-- BEGIN GIVEN DATA --

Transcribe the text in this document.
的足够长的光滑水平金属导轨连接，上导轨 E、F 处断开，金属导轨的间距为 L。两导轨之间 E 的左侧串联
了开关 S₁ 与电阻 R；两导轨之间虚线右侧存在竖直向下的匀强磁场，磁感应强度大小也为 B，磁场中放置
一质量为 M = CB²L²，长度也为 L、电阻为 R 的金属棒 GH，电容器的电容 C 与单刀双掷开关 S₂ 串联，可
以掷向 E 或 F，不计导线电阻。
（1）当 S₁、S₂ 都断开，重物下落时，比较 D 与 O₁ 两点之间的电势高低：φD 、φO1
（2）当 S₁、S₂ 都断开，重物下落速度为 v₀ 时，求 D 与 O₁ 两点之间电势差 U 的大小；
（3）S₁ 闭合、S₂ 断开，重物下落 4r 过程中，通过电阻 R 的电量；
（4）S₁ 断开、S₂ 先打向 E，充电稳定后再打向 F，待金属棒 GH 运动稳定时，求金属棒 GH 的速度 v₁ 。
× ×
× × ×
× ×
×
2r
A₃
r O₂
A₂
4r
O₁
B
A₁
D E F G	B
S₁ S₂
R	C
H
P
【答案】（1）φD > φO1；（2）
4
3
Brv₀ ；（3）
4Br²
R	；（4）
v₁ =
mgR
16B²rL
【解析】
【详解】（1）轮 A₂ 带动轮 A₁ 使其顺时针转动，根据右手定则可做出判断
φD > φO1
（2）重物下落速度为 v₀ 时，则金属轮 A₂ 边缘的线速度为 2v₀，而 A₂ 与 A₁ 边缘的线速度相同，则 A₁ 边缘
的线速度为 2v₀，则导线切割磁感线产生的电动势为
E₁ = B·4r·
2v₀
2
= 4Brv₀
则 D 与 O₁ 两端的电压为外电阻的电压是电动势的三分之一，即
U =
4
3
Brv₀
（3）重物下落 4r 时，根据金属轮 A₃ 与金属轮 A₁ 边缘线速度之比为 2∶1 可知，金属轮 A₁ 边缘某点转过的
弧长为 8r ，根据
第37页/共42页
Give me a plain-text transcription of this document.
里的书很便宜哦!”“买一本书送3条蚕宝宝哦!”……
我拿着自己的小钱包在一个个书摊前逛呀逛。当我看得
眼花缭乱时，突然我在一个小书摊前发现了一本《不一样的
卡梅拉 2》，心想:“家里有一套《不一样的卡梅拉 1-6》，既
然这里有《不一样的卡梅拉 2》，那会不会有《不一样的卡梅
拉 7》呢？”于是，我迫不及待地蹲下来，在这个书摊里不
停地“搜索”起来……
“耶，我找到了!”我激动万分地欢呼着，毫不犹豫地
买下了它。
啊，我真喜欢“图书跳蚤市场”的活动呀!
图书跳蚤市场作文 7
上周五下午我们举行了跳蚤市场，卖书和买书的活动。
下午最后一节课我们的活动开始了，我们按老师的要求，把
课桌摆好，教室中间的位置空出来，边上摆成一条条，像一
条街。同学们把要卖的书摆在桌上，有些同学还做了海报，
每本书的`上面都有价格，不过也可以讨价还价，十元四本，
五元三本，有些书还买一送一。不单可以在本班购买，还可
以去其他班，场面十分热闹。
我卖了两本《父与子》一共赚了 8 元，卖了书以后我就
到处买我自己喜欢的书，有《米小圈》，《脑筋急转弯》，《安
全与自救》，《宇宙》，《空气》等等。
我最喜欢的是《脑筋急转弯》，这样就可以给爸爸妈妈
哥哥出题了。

-- END GIVEN DATA --

*STATED PROBLEM*.
Output all of the material, please, exactly as it stands.

*EXERCISE SOLUTION*.
Transcribe the text in this document.
的足够长的光滑水平金属导轨连接，上导轨 E、F 处断开，金属导轨的间距为 L。两导轨之间 E 的左侧串联
了开关 S₁ 与电阻 R；两导轨之间虚线右侧存在竖直向下的匀强磁场，磁感应强度大小也为 B，磁场中放置
一质量为 M = CB²L²，长度也为 L、电阻为 R 的金属棒 GH，电容器的电容 C 与单刀双掷开关 S₂ 串联，可
以掷向 E 或 F，不计导线电阻。
（1）当 S₁、S₂ 都断开，重物下落时，比较 D 与 O₁ 两点之间的电势高低：φD 、φO1
（2）当 S₁、S₂ 都断开，重物下落速度为 v₀ 时，求 D 与 O₁ 两点之间电势差 U 的大小；
（3）S₁ 闭合、S₂ 断开，重物下落 4r 过程中，通过电阻 R 的电量；
（4）S₁ 断开、S₂ 先打向 E，充电稳定后再打向 F，待金属棒 GH 运动稳定时，求金属棒 GH 的速度 v₁ 。
× ×
× × ×
× ×
×
2r
A₃
r O₂
A₂
4r
O₁
B
A₁
D E F G	B
S₁ S₂
R	C
H
P
【答案】（1）φD > φO1；（2）
4
3
Brv₀ ；（3）
4Br²
R	；（4）
v₁ =
mgR
16B²rL
【解析】
【详解】（1）轮 A₂ 带动轮 A₁ 使其顺时针转动，根据右手定则可做出判断
φD > φO1
（2）重物下落速度为 v₀ 时，则金属轮 A₂ 边缘的线速度为 2v₀，而 A₂ 与 A₁ 边缘的线速度相同，则 A₁ 边缘
的线速度为 2v₀，则导线切割磁感线产生的电动势为
E₁ = B·4r·
2v₀
2
= 4Brv₀
则 D 与 O₁ 两端的电压为外电阻的电压是电动势的三分之一，即
U =
4
3
Brv₀
（3）重物下落 4r 时，根据金属轮 A₃ 与金属轮 A₁ 边缘线速度之比为 2∶1 可知，金属轮 A₁ 边缘某点转过的
弧长为 8r ，根据
第37页/共42页
Give me a plain-text transcription of this document.
里的书很便宜哦!”“买一本书送3条蚕宝宝哦!”……
我拿着自己的小钱包在一个个书摊前逛呀逛。当我看得
眼花缭乱时，突然我在一个小书摊前发现了一本《不一样的
卡梅拉 2》，心想:“家里有一套《不一样的卡梅拉 1-6》，既
然这里有《不一样的卡梅拉 2》，那会不会有《不一样的卡梅
拉 7》呢？”于是，我迫不及待地蹲下来，在这个书摊里不
停地“搜索”起来……
“耶，我找到了!”我激动万分地欢呼着，毫不犹豫地
买下了它。
啊，我真喜欢“图书跳蚤市场”的活动呀!
图书跳蚤市场作文 7
上周五下午我们举行了跳蚤市场，卖书和买书的活动。
下午最后一节课我们的活动开始了，我们按老师的要求，把
课桌摆好，教室中间的位置空出来，边上摆成一条条，像一
条街。同学们把要卖的书摆在桌上，有些同学还做了海报，
每本书的`上面都有价格，不过也可以讨价还价，十元四本，
五元三本，有些书还买一送一。不单可以在本班购买，还可
以去其他班，场面十分热闹。
我卖了两本《父与子》一共赚了 8 元，卖了书以后我就
到处买我自己喜欢的书，有《米小圈》，《脑筋急转弯》，《安
全与自救》，《宇宙》，《空气》等等。
我最喜欢的是《脑筋急转弯》，这样就可以给爸爸妈妈
哥哥出题了。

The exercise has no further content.